# Data supplied start

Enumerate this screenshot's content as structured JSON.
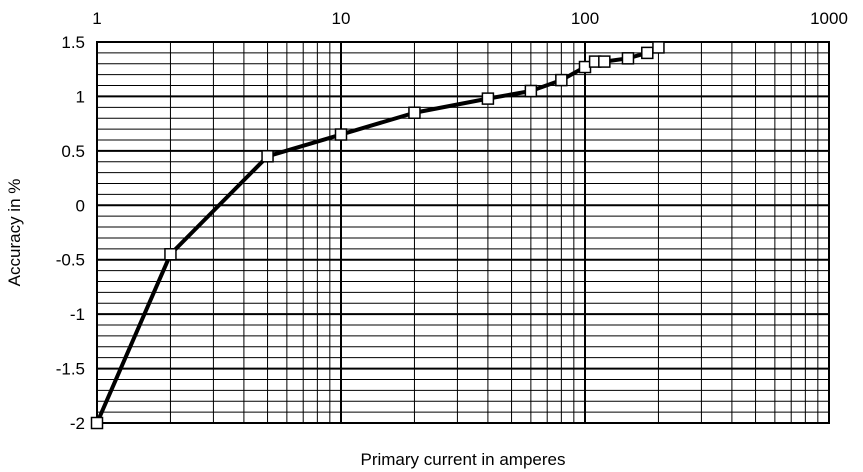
{
  "chart_data": {
    "type": "line",
    "title": "",
    "xlabel": "Primary current in amperes",
    "ylabel": "Accuracy in %",
    "x_scale": "log",
    "xlim": [
      1,
      1000
    ],
    "ylim": [
      -2,
      1.5
    ],
    "x_ticks": [
      1,
      10,
      100,
      1000
    ],
    "x_tick_labels": [
      "1",
      "10",
      "100",
      "1000"
    ],
    "y_ticks": [
      -2,
      -1.5,
      -1,
      -0.5,
      0,
      0.5,
      1,
      1.5
    ],
    "y_tick_labels": [
      "-2",
      "-1.5",
      "-1",
      "-0.5",
      "0",
      "0.5",
      "1",
      "1.5"
    ],
    "x_tick_position": "top",
    "grid": true,
    "legend": "none",
    "line_color": "#000000",
    "marker": "open-square",
    "series": [
      {
        "x": [
          1,
          2,
          5,
          10,
          20,
          40,
          60,
          80,
          100,
          110,
          120,
          150,
          180,
          200
        ],
        "y": [
          -2,
          -0.45,
          0.45,
          0.65,
          0.85,
          0.98,
          1.05,
          1.15,
          1.27,
          1.32,
          1.32,
          1.35,
          1.4,
          1.45
        ]
      }
    ]
  }
}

# Data supplied end

** What to do **
Give the entries again word for word, but skip the pictures.

** Task answer **
Enumerate this screenshot's content as structured JSON.
{
  "chart_data": {
    "type": "line",
    "title": "",
    "xlabel": "Primary current in amperes",
    "ylabel": "Accuracy in %",
    "x_scale": "log",
    "xlim": [
      1,
      1000
    ],
    "ylim": [
      -2,
      1.5
    ],
    "x_ticks": [
      1,
      10,
      100,
      1000
    ],
    "x_tick_labels": [
      "1",
      "10",
      "100",
      "1000"
    ],
    "y_ticks": [
      -2,
      -1.5,
      -1,
      -0.5,
      0,
      0.5,
      1,
      1.5
    ],
    "y_tick_labels": [
      "-2",
      "-1.5",
      "-1",
      "-0.5",
      "0",
      "0.5",
      "1",
      "1.5"
    ],
    "x_tick_position": "top",
    "grid": true,
    "legend": "none",
    "line_color": "#000000",
    "marker": "open-square",
    "series": [
      {
        "x": [
          1,
          2,
          5,
          10,
          20,
          40,
          60,
          80,
          100,
          110,
          120,
          150,
          180,
          200
        ],
        "y": [
          -2,
          -0.45,
          0.45,
          0.65,
          0.85,
          0.98,
          1.05,
          1.15,
          1.27,
          1.32,
          1.32,
          1.35,
          1.4,
          1.45
        ]
      }
    ]
  }
}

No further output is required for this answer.